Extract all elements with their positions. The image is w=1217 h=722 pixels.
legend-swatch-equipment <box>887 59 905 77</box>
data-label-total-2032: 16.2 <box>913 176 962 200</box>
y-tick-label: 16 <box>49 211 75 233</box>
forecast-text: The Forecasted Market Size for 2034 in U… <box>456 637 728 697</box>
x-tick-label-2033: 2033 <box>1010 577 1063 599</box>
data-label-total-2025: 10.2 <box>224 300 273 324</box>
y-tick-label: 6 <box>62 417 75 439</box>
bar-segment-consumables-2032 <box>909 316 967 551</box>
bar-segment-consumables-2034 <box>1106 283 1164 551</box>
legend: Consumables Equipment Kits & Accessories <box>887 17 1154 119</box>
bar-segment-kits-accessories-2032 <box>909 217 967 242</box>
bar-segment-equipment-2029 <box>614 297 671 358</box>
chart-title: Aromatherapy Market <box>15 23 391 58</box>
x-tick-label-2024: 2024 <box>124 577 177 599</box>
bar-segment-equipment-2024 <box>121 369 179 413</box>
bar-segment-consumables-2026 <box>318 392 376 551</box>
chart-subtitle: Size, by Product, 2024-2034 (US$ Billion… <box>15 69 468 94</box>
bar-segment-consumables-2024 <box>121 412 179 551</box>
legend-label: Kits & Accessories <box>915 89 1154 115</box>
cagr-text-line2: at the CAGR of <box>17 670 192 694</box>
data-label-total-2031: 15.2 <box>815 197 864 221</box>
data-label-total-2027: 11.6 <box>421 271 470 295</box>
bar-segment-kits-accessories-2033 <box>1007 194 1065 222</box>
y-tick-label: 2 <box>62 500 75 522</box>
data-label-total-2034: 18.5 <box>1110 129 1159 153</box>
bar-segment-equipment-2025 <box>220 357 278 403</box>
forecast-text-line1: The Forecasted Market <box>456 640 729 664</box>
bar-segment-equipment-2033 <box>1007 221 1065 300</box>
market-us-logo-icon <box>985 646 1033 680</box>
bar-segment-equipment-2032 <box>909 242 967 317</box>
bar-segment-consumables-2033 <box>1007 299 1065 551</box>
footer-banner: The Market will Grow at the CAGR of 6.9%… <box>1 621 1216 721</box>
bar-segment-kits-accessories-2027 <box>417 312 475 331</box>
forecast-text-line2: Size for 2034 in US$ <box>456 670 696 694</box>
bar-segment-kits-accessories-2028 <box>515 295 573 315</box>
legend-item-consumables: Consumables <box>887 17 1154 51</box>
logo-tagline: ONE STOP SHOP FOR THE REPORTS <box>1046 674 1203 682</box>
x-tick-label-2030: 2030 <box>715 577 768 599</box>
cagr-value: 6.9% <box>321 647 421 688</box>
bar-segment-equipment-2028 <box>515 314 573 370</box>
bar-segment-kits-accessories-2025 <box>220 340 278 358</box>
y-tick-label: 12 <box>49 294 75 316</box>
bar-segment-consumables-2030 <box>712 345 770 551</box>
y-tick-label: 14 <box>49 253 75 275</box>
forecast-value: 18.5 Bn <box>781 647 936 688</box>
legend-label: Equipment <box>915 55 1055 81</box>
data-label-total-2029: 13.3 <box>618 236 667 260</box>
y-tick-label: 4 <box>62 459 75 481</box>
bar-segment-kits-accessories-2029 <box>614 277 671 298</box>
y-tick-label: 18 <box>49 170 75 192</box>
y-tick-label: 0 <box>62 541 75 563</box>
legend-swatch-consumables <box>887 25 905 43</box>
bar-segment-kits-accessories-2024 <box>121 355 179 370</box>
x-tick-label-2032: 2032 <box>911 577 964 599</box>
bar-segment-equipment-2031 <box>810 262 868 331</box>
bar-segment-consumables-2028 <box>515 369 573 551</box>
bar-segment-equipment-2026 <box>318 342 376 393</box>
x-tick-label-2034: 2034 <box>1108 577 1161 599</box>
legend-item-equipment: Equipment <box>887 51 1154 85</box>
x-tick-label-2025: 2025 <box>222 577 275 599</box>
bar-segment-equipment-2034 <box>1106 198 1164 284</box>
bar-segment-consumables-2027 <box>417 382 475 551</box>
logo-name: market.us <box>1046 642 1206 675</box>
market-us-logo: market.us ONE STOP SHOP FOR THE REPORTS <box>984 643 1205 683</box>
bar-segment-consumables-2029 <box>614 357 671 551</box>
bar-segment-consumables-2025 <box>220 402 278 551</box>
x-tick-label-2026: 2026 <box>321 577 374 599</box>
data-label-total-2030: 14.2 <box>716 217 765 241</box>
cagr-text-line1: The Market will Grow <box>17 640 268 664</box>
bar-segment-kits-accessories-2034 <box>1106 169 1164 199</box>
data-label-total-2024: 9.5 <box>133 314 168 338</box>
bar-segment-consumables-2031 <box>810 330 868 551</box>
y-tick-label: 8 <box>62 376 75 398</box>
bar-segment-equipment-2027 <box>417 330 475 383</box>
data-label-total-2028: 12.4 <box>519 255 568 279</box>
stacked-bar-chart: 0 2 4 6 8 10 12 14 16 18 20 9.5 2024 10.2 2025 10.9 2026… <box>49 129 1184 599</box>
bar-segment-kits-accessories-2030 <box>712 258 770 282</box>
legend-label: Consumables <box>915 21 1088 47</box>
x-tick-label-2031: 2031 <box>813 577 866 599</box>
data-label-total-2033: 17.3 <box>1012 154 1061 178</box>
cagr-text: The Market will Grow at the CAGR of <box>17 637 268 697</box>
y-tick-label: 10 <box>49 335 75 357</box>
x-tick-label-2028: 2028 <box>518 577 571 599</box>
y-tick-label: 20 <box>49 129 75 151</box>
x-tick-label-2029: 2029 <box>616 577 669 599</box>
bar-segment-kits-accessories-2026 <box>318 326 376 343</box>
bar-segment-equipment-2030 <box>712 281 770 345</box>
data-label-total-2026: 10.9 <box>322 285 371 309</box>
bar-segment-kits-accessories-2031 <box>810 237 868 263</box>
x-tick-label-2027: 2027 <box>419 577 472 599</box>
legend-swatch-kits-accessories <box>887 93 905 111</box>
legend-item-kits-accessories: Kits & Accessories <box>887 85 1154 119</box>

◆ ◆ ◆

> _Written task_
Can you copy every item above character for character, one per line, in the order given?

> _Answer to this problem_
Extract all elements with their positions. The image is w=1217 h=722 pixels.
legend-swatch-equipment <box>887 59 905 77</box>
data-label-total-2032: 16.2 <box>913 176 962 200</box>
y-tick-label: 16 <box>49 211 75 233</box>
forecast-text: The Forecasted Market Size for 2034 in U… <box>456 637 728 697</box>
x-tick-label-2033: 2033 <box>1010 577 1063 599</box>
data-label-total-2025: 10.2 <box>224 300 273 324</box>
y-tick-label: 6 <box>62 417 75 439</box>
bar-segment-consumables-2032 <box>909 316 967 551</box>
bar-segment-consumables-2034 <box>1106 283 1164 551</box>
legend: Consumables Equipment Kits & Accessories <box>887 17 1154 119</box>
bar-segment-kits-accessories-2032 <box>909 217 967 242</box>
bar-segment-equipment-2029 <box>614 297 671 358</box>
chart-title: Aromatherapy Market <box>15 23 391 58</box>
x-tick-label-2024: 2024 <box>124 577 177 599</box>
bar-segment-equipment-2024 <box>121 369 179 413</box>
bar-segment-consumables-2026 <box>318 392 376 551</box>
chart-subtitle: Size, by Product, 2024-2034 (US$ Billion… <box>15 69 468 94</box>
bar-segment-consumables-2024 <box>121 412 179 551</box>
legend-label: Kits & Accessories <box>915 89 1154 115</box>
cagr-text-line2: at the CAGR of <box>17 670 192 694</box>
data-label-total-2031: 15.2 <box>815 197 864 221</box>
data-label-total-2027: 11.6 <box>421 271 470 295</box>
bar-segment-kits-accessories-2033 <box>1007 194 1065 222</box>
y-tick-label: 2 <box>62 500 75 522</box>
data-label-total-2034: 18.5 <box>1110 129 1159 153</box>
bar-segment-equipment-2025 <box>220 357 278 403</box>
forecast-text-line1: The Forecasted Market <box>456 640 729 664</box>
bar-segment-equipment-2033 <box>1007 221 1065 300</box>
market-us-logo-icon <box>985 646 1033 680</box>
bar-segment-equipment-2032 <box>909 242 967 317</box>
bar-segment-consumables-2033 <box>1007 299 1065 551</box>
footer-banner: The Market will Grow at the CAGR of 6.9%… <box>1 621 1216 721</box>
bar-segment-kits-accessories-2027 <box>417 312 475 331</box>
forecast-text-line2: Size for 2034 in US$ <box>456 670 696 694</box>
bar-segment-kits-accessories-2028 <box>515 295 573 315</box>
legend-item-consumables: Consumables <box>887 17 1154 51</box>
logo-tagline: ONE STOP SHOP FOR THE REPORTS <box>1046 674 1203 682</box>
x-tick-label-2030: 2030 <box>715 577 768 599</box>
cagr-value: 6.9% <box>321 647 421 688</box>
bar-segment-equipment-2028 <box>515 314 573 370</box>
bar-segment-kits-accessories-2025 <box>220 340 278 358</box>
y-tick-label: 12 <box>49 294 75 316</box>
bar-segment-consumables-2030 <box>712 345 770 551</box>
y-tick-label: 14 <box>49 253 75 275</box>
forecast-value: 18.5 Bn <box>781 647 936 688</box>
legend-label: Equipment <box>915 55 1055 81</box>
data-label-total-2029: 13.3 <box>618 236 667 260</box>
y-tick-label: 4 <box>62 459 75 481</box>
bar-segment-kits-accessories-2029 <box>614 277 671 298</box>
y-tick-label: 18 <box>49 170 75 192</box>
y-tick-label: 0 <box>62 541 75 563</box>
legend-swatch-consumables <box>887 25 905 43</box>
bar-segment-kits-accessories-2024 <box>121 355 179 370</box>
x-tick-label-2032: 2032 <box>911 577 964 599</box>
bar-segment-equipment-2031 <box>810 262 868 331</box>
bar-segment-consumables-2028 <box>515 369 573 551</box>
bar-segment-equipment-2026 <box>318 342 376 393</box>
x-tick-label-2034: 2034 <box>1108 577 1161 599</box>
legend-item-equipment: Equipment <box>887 51 1154 85</box>
x-tick-label-2025: 2025 <box>222 577 275 599</box>
bar-segment-equipment-2034 <box>1106 198 1164 284</box>
bar-segment-consumables-2027 <box>417 382 475 551</box>
logo-name: market.us <box>1046 642 1206 675</box>
market-us-logo: market.us ONE STOP SHOP FOR THE REPORTS <box>984 643 1205 683</box>
bar-segment-consumables-2029 <box>614 357 671 551</box>
bar-segment-consumables-2025 <box>220 402 278 551</box>
x-tick-label-2026: 2026 <box>321 577 374 599</box>
data-label-total-2030: 14.2 <box>716 217 765 241</box>
cagr-text-line1: The Market will Grow <box>17 640 268 664</box>
bar-segment-kits-accessories-2034 <box>1106 169 1164 199</box>
data-label-total-2024: 9.5 <box>133 314 168 338</box>
bar-segment-consumables-2031 <box>810 330 868 551</box>
y-tick-label: 8 <box>62 376 75 398</box>
bar-segment-equipment-2027 <box>417 330 475 383</box>
data-label-total-2028: 12.4 <box>519 255 568 279</box>
stacked-bar-chart: 0 2 4 6 8 10 12 14 16 18 20 9.5 2024 10.2 2025 10.9 2026… <box>49 129 1184 599</box>
bar-segment-kits-accessories-2030 <box>712 258 770 282</box>
legend-label: Consumables <box>915 21 1088 47</box>
x-tick-label-2031: 2031 <box>813 577 866 599</box>
data-label-total-2033: 17.3 <box>1012 154 1061 178</box>
cagr-text: The Market will Grow at the CAGR of <box>17 637 268 697</box>
y-tick-label: 10 <box>49 335 75 357</box>
x-tick-label-2028: 2028 <box>518 577 571 599</box>
y-tick-label: 20 <box>49 129 75 151</box>
x-tick-label-2029: 2029 <box>616 577 669 599</box>
bar-segment-kits-accessories-2026 <box>318 326 376 343</box>
bar-segment-equipment-2030 <box>712 281 770 345</box>
data-label-total-2026: 10.9 <box>322 285 371 309</box>
bar-segment-kits-accessories-2031 <box>810 237 868 263</box>
x-tick-label-2027: 2027 <box>419 577 472 599</box>
legend-swatch-kits-accessories <box>887 93 905 111</box>
legend-item-kits-accessories: Kits & Accessories <box>887 85 1154 119</box>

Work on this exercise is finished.